[Material provided]
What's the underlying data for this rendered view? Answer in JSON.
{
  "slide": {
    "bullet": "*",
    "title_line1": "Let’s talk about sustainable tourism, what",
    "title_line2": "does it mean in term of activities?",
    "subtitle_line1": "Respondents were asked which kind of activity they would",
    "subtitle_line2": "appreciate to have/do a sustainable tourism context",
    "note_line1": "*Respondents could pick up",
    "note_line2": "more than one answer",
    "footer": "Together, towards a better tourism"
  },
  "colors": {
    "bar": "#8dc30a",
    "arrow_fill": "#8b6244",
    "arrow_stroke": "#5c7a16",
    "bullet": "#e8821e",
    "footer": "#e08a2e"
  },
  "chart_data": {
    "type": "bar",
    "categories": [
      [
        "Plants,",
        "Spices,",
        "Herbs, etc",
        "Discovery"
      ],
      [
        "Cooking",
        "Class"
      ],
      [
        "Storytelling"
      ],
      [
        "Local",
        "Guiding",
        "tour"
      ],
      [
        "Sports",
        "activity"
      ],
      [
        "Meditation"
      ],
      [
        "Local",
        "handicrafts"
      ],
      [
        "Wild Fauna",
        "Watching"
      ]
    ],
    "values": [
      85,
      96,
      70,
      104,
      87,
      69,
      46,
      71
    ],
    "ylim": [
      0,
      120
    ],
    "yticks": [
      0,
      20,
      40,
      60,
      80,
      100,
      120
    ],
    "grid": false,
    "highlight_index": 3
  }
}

[Aim of the exercise] Gather from the entries above all lines that include the string "activity".

[Completed exercise]
    "subtitle_line1": "Respondents were asked which kind of activity they would",
        "activity"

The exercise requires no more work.